## begin Exercise data
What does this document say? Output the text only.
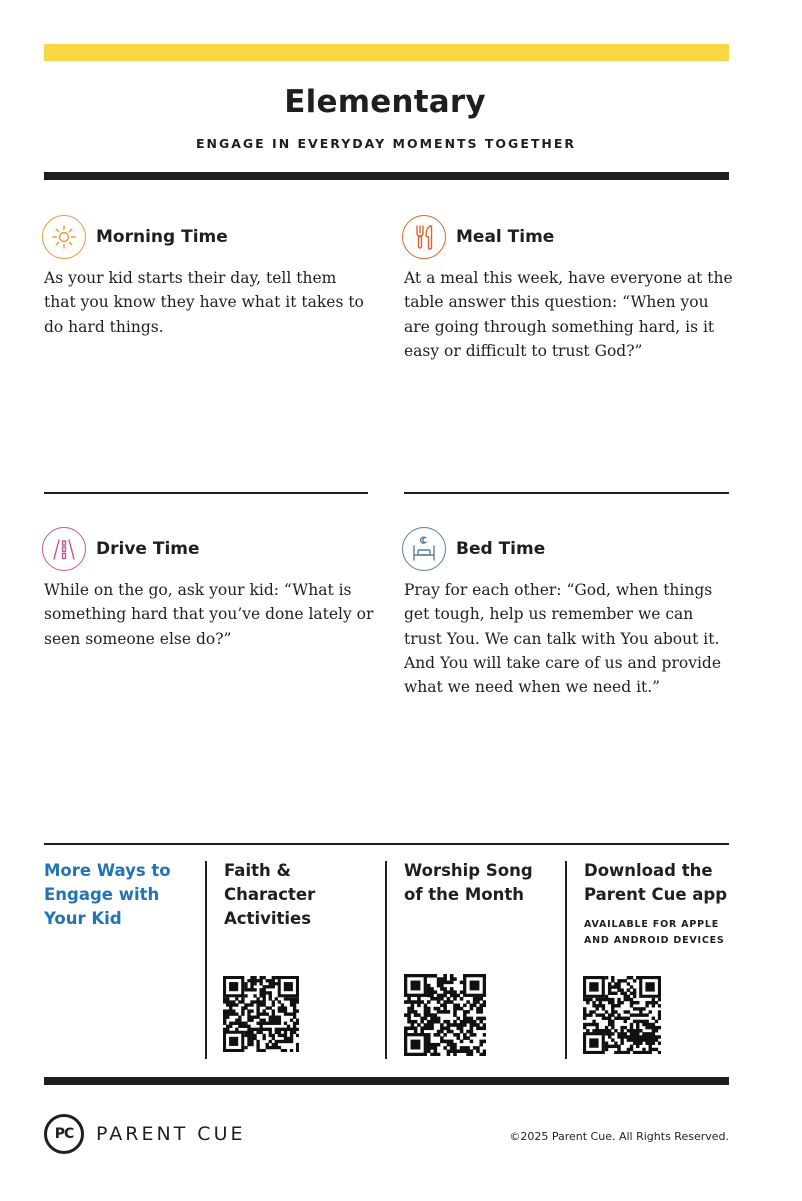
Elementary
ENGAGE IN EVERYDAY MOMENTS TOGETHER
Morning Time

As your kid starts their day, tell them that you know they have what it takes to do hard things.

Meal Time

At a meal this week, have everyone at the table answer this question: “When you are going through something hard, is it easy or difficult to trust God?”

Drive Time

While on the go, ask your kid: “What is something hard that you’ve done lately or seen someone else do?”

Bed Time

Pray for each other: “God, when things get tough, help us remember we can trust You. We can talk with You about it. And You will take care of us and provide what we need when we need it.”

More Ways to Engage with Your Kid
Faith & Character Activities
Worship Song of the Month
Download the Parent Cue app
AVAILABLE FOR APPLE AND ANDROID DEVICES
PC	PARENT CUE	©2025 Parent Cue. All Rights Reserved.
## end Exercise data
- _Given request_:
Pictures are excluded; repeat every record exactly.

- _Result for this task_:
What does this document say? Output the text only.
Elementary
ENGAGE IN EVERYDAY MOMENTS TOGETHER
Morning Time

As your kid starts their day, tell them that you know they have what it takes to do hard things.

Meal Time

At a meal this week, have everyone at the table answer this question: “When you are going through something hard, is it easy or difficult to trust God?”

Drive Time

While on the go, ask your kid: “What is something hard that you’ve done lately or seen someone else do?”

Bed Time

Pray for each other: “God, when things get tough, help us remember we can trust You. We can talk with You about it. And You will take care of us and provide what we need when we need it.”

More Ways to Engage with Your Kid
Faith & Character Activities
Worship Song of the Month
Download the Parent Cue app
AVAILABLE FOR APPLE AND ANDROID DEVICES
PC	PARENT CUE	©2025 Parent Cue. All Rights Reserved.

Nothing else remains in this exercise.